#### Given records ####

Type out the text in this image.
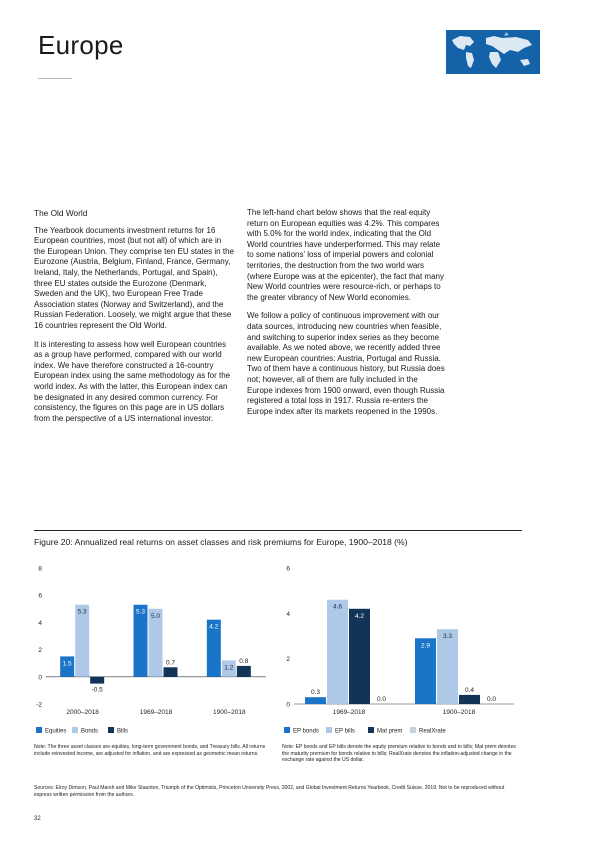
Europe
The Old World

The Yearbook documents investment returns for 16 European countries, most (but not all) of which are in the European Union. They comprise ten EU states in the Eurozone (Austria, Belgium, Finland, France, Germany, Ireland, Italy, the Netherlands, Portugal, and Spain), three EU states outside the Eurozone (Denmark, Sweden and the UK), two European Free Trade Association states (Norway and Switzerland), and the Russian Federation. Loosely, we might argue that these 16 countries represent the Old World.

It is interesting to assess how well European countries as a group have performed, compared with our world index. We have therefore constructed a 16-country European index using the same methodology as for the world index. As with the latter, this European index can be designated in any desired common currency. For consistency, the figures on this page are in US dollars from the perspective of a US international investor.

The left-hand chart below shows that the real equity return on European equities was 4.2%. This compares with 5.0% for the world index, indicating that the Old World countries have underperformed. This may relate to some nations' loss of imperial powers and colonial territories, the destruction from the two world wars (where Europe was at the epicenter), the fact that many New World countries were resource-rich, or perhaps to the greater vibrancy of New World economies.

We follow a policy of continuous improvement with our data sources, introducing new countries when feasible, and switching to superior index series as they become available. As we noted above, we recently added three new European countries: Austria, Portugal and Russia. Two of them have a continuous history, but Russia does not; however, all of them are fully included in the Europe indexes from 1900 onward, even though Russia registered a total loss in 1917. Russia re-enters the Europe index after its markets reopened in the 1990s.

Figure 20: Annualized real returns on asset classes and risk premiums for Europe, 1900–2018 (%)
-2
0
2
4
6
8
1.5
5.3
-0.5
2000–2018
5.3
5.0
0.7
1969–2018
4.2
1.2
0.8
1900–2018
Equities Bonds	Bills
0
2
4
6
0.3
4.6
4.2
0.0
1969–2018
2.9
3.3
0.4
0.0
1900–2018
EP bonds	EP bills	Mat prem	RealXrate
Note: The three asset classes are equities, long-term government bonds, and Treasury bills. All returns include reinvested income, are adjusted for inflation, and are expressed as geometric mean returns.
Note: EP bonds and EP bills denote the equity premium relative to bonds and to bills; Mat prem denotes the maturity premium for bonds relative to bills; RealXrate denotes the inflation-adjusted change in the exchange rate against the US dollar.
Sources: Elroy Dimson, Paul Marsh and Mike Staunton, Triumph of the Optimists, Princeton University Press, 2002, and Global Investment Returns Yearbook, Credit Suisse, 2019. Not to be reproduced without express written permission from the authors.
32
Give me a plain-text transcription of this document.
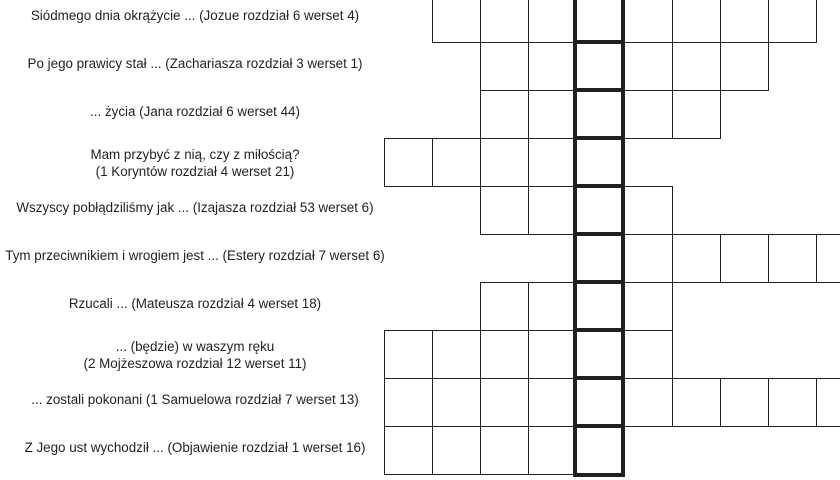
Siódmego dnia okrążycie ... (Jozue rozdział 6 werset 4)
Po jego prawicy stał ... (Zachariasza rozdział 3 werset 1)
... życia (Jana rozdział 6 werset 44)
Mam przybyć z nią, czy z miłością?
(1 Koryntów rozdział 4 werset 21)
Wszyscy pobłądziliśmy jak ... (Izajasza rozdział 53 werset 6)
Tym przeciwnikiem i wrogiem jest ... (Estery rozdział 7 werset 6)
Rzucali ... (Mateusza rozdział 4 werset 18)
... (będzie) w waszym ręku
(2 Mojżeszowa rozdział 12 werset 11)
... zostali pokonani (1 Samuelowa rozdział 7 werset 13)
Z Jego ust wychodził ... (Objawienie rozdział 1 werset 16)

####

**Required task**
Look over the records above and copy each line that includes the string "werset".

**The reply**
Siódmego dnia okrążycie ... (Jozue rozdział 6 werset 4)
Po jego prawicy stał ... (Zachariasza rozdział 3 werset 1)
... życia (Jana rozdział 6 werset 44)
(1 Koryntów rozdział 4 werset 21)
Wszyscy pobłądziliśmy jak ... (Izajasza rozdział 53 werset 6)
Tym przeciwnikiem i wrogiem jest ... (Estery rozdział 7 werset 6)
Rzucali ... (Mateusza rozdział 4 werset 18)
(2 Mojżeszowa rozdział 12 werset 11)
... zostali pokonani (1 Samuelowa rozdział 7 werset 13)
Z Jego ust wychodził ... (Objawienie rozdział 1 werset 16)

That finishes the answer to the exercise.